■ THE TASK ■
Write out the data again in full, exactly as it reads.

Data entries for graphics
* * *
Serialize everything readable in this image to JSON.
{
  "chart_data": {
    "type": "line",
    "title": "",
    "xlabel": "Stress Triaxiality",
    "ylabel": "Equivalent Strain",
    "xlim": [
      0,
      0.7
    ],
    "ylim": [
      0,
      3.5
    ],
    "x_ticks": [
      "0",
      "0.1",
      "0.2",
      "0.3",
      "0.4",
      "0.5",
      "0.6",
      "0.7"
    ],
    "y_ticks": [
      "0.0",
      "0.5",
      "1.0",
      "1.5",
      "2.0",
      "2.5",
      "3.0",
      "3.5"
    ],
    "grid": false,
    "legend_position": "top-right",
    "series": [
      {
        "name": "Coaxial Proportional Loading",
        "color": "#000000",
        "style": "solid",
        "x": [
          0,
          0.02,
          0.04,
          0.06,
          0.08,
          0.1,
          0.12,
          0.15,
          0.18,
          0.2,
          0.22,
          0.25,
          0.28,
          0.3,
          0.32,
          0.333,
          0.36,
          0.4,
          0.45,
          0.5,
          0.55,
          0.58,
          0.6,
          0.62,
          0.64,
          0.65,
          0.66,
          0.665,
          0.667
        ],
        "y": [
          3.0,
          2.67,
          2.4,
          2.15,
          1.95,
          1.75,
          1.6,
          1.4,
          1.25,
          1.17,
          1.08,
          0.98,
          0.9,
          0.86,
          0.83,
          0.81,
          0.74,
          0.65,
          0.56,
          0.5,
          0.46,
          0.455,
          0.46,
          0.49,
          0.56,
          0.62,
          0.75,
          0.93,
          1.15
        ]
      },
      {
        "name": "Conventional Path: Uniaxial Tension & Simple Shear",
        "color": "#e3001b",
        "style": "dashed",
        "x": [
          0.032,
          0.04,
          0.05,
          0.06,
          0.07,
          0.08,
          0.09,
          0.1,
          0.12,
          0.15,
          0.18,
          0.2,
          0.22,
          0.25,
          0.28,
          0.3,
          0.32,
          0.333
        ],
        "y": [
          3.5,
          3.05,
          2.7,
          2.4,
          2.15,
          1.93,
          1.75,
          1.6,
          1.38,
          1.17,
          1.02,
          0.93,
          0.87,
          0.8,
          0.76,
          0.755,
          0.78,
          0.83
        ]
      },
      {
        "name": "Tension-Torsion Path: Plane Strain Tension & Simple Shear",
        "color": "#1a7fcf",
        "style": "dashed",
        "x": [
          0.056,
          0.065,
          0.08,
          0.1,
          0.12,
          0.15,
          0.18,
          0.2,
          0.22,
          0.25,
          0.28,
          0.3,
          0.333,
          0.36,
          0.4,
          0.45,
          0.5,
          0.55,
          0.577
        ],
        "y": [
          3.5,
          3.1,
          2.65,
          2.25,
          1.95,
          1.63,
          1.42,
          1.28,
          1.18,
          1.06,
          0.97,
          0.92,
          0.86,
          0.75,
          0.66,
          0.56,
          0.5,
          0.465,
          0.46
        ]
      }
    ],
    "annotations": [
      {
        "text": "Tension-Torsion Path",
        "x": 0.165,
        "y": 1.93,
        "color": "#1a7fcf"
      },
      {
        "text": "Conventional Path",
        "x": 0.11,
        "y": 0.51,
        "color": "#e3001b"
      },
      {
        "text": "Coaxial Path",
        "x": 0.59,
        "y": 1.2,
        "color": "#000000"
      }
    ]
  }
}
* * *
■ THE RESULT ■
Serialize everything readable in this image to JSON.
{
  "chart_data": {
    "type": "line",
    "title": "",
    "xlabel": "Stress Triaxiality",
    "ylabel": "Equivalent Strain",
    "xlim": [
      0,
      0.7
    ],
    "ylim": [
      0,
      3.5
    ],
    "x_ticks": [
      "0",
      "0.1",
      "0.2",
      "0.3",
      "0.4",
      "0.5",
      "0.6",
      "0.7"
    ],
    "y_ticks": [
      "0.0",
      "0.5",
      "1.0",
      "1.5",
      "2.0",
      "2.5",
      "3.0",
      "3.5"
    ],
    "grid": false,
    "legend_position": "top-right",
    "series": [
      {
        "name": "Coaxial Proportional Loading",
        "color": "#000000",
        "style": "solid",
        "x": [
          0,
          0.02,
          0.04,
          0.06,
          0.08,
          0.1,
          0.12,
          0.15,
          0.18,
          0.2,
          0.22,
          0.25,
          0.28,
          0.3,
          0.32,
          0.333,
          0.36,
          0.4,
          0.45,
          0.5,
          0.55,
          0.58,
          0.6,
          0.62,
          0.64,
          0.65,
          0.66,
          0.665,
          0.667
        ],
        "y": [
          3.0,
          2.67,
          2.4,
          2.15,
          1.95,
          1.75,
          1.6,
          1.4,
          1.25,
          1.17,
          1.08,
          0.98,
          0.9,
          0.86,
          0.83,
          0.81,
          0.74,
          0.65,
          0.56,
          0.5,
          0.46,
          0.455,
          0.46,
          0.49,
          0.56,
          0.62,
          0.75,
          0.93,
          1.15
        ]
      },
      {
        "name": "Conventional Path: Uniaxial Tension & Simple Shear",
        "color": "#e3001b",
        "style": "dashed",
        "x": [
          0.032,
          0.04,
          0.05,
          0.06,
          0.07,
          0.08,
          0.09,
          0.1,
          0.12,
          0.15,
          0.18,
          0.2,
          0.22,
          0.25,
          0.28,
          0.3,
          0.32,
          0.333
        ],
        "y": [
          3.5,
          3.05,
          2.7,
          2.4,
          2.15,
          1.93,
          1.75,
          1.6,
          1.38,
          1.17,
          1.02,
          0.93,
          0.87,
          0.8,
          0.76,
          0.755,
          0.78,
          0.83
        ]
      },
      {
        "name": "Tension-Torsion Path: Plane Strain Tension & Simple Shear",
        "color": "#1a7fcf",
        "style": "dashed",
        "x": [
          0.056,
          0.065,
          0.08,
          0.1,
          0.12,
          0.15,
          0.18,
          0.2,
          0.22,
          0.25,
          0.28,
          0.3,
          0.333,
          0.36,
          0.4,
          0.45,
          0.5,
          0.55,
          0.577
        ],
        "y": [
          3.5,
          3.1,
          2.65,
          2.25,
          1.95,
          1.63,
          1.42,
          1.28,
          1.18,
          1.06,
          0.97,
          0.92,
          0.86,
          0.75,
          0.66,
          0.56,
          0.5,
          0.465,
          0.46
        ]
      }
    ],
    "annotations": [
      {
        "text": "Tension-Torsion Path",
        "x": 0.165,
        "y": 1.93,
        "color": "#1a7fcf"
      },
      {
        "text": "Conventional Path",
        "x": 0.11,
        "y": 0.51,
        "color": "#e3001b"
      },
      {
        "text": "Coaxial Path",
        "x": 0.59,
        "y": 1.2,
        "color": "#000000"
      }
    ]
  }
}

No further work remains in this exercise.